# Start of INFORMATION PROVIDED

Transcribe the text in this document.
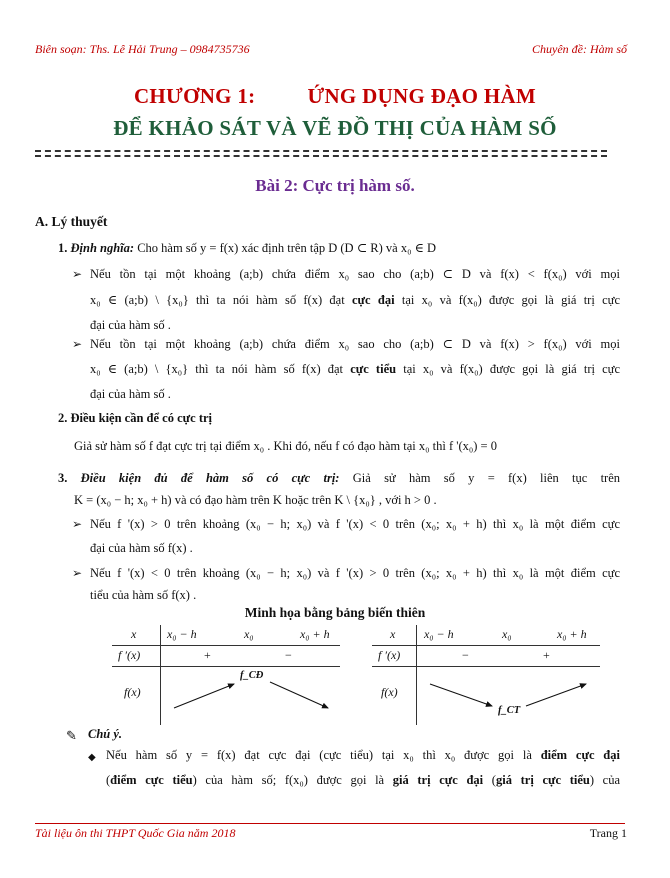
Biên soạn: Ths. Lê Hải Trung – 0984735736	Chuyên đề: Hàm số
CHƯƠNG 1: ỨNG DỤNG ĐẠO HÀM
ĐỂ KHẢO SÁT VÀ VẼ ĐỒ THỊ CỦA HÀM SỐ
Bài 2: Cực trị hàm số.
A. Lý thuyết
1. Định nghĩa: Cho hàm số y = f(x) xác định trên tập D (D ⊂ R) và x₀ ∈ D
➢ Nếu tồn tại một khoảng (a;b) chứa điểm x₀ sao cho (a;b) ⊂ D và f(x) < f(x₀) với mọi
x₀ ∈ (a;b) \ {x₀} thì ta nói hàm số f(x) đạt cực đại tại x₀ và f(x₀) được gọi là giá trị cực
đại của hàm số .
➢ Nếu tồn tại một khoảng (a;b) chứa điểm x₀ sao cho (a;b) ⊂ D và f(x) > f(x₀) với mọi
x₀ ∈ (a;b) \ {x₀} thì ta nói hàm số f(x) đạt cực tiểu tại x₀ và f(x₀) được gọi là giá trị cực
đại của hàm số .
2. Điều kiện cần để có cực trị
Giả sử hàm số f đạt cực trị tại điểm x₀ . Khi đó, nếu f có đạo hàm tại x₀ thì f '(x₀) = 0
3. Điều kiện đủ để hàm số có cực trị: Giả sử hàm số y = f(x) liên tục trên
K = (x₀ − h; x₀ + h) và có đạo hàm trên K hoặc trên K \ {x₀} , với h > 0 .
➢ Nếu f '(x) > 0 trên khoảng (x₀ − h; x₀) và f '(x) < 0 trên (x₀; x₀ + h) thì x₀ là một điểm cực
đại của hàm số f(x) .
➢ Nếu f '(x) < 0 trên khoảng (x₀ − h; x₀) và f '(x) > 0 trên (x₀; x₀ + h) thì x₀ là một điểm cực
tiểu của hàm số f(x) .
Minh họa bằng bảng biến thiên
x	x₀ − h	x₀	x₀ + h
f ′(x)	+	−
f(x)
f_CĐ
x x₀ − h	x₀	x₀ + h
f ′(x)	−	+
f(x)
f_CT
✎ Chú ý.
◆ Nếu hàm số y = f(x) đạt cực đại (cực tiểu) tại x₀ thì x₀ được gọi là điểm cực đại
(điểm cực tiểu) của hàm số; f(x₀) được gọi là giá trị cực đại (giá trị cực tiểu) của
Tài liệu ôn thi THPT Quốc Gia năm 2018	Trang 1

# End of INFORMATION PROVIDED

## DO THIS:
Set down the material above as is, without any pictures.

## TASK RESULT:
Transcribe the text in this document.
Biên soạn: Ths. Lê Hải Trung – 0984735736	Chuyên đề: Hàm số
CHƯƠNG 1: ỨNG DỤNG ĐẠO HÀM
ĐỂ KHẢO SÁT VÀ VẼ ĐỒ THỊ CỦA HÀM SỐ
Bài 2: Cực trị hàm số.
A. Lý thuyết
1. Định nghĩa: Cho hàm số y = f(x) xác định trên tập D (D ⊂ R) và x₀ ∈ D
➢ Nếu tồn tại một khoảng (a;b) chứa điểm x₀ sao cho (a;b) ⊂ D và f(x) < f(x₀) với mọi
x₀ ∈ (a;b) \ {x₀} thì ta nói hàm số f(x) đạt cực đại tại x₀ và f(x₀) được gọi là giá trị cực
đại của hàm số .
➢ Nếu tồn tại một khoảng (a;b) chứa điểm x₀ sao cho (a;b) ⊂ D và f(x) > f(x₀) với mọi
x₀ ∈ (a;b) \ {x₀} thì ta nói hàm số f(x) đạt cực tiểu tại x₀ và f(x₀) được gọi là giá trị cực
đại của hàm số .
2. Điều kiện cần để có cực trị
Giả sử hàm số f đạt cực trị tại điểm x₀ . Khi đó, nếu f có đạo hàm tại x₀ thì f '(x₀) = 0
3. Điều kiện đủ để hàm số có cực trị: Giả sử hàm số y = f(x) liên tục trên
K = (x₀ − h; x₀ + h) và có đạo hàm trên K hoặc trên K \ {x₀} , với h > 0 .
➢ Nếu f '(x) > 0 trên khoảng (x₀ − h; x₀) và f '(x) < 0 trên (x₀; x₀ + h) thì x₀ là một điểm cực
đại của hàm số f(x) .
➢ Nếu f '(x) < 0 trên khoảng (x₀ − h; x₀) và f '(x) > 0 trên (x₀; x₀ + h) thì x₀ là một điểm cực
tiểu của hàm số f(x) .
Minh họa bằng bảng biến thiên
x	x₀ − h	x₀	x₀ + h
f ′(x)	+	−
f(x)
f_CĐ
x x₀ − h	x₀	x₀ + h
f ′(x)	−	+
f(x)
f_CT
✎ Chú ý.
◆ Nếu hàm số y = f(x) đạt cực đại (cực tiểu) tại x₀ thì x₀ được gọi là điểm cực đại
(điểm cực tiểu) của hàm số; f(x₀) được gọi là giá trị cực đại (giá trị cực tiểu) của
Tài liệu ôn thi THPT Quốc Gia năm 2018	Trang 1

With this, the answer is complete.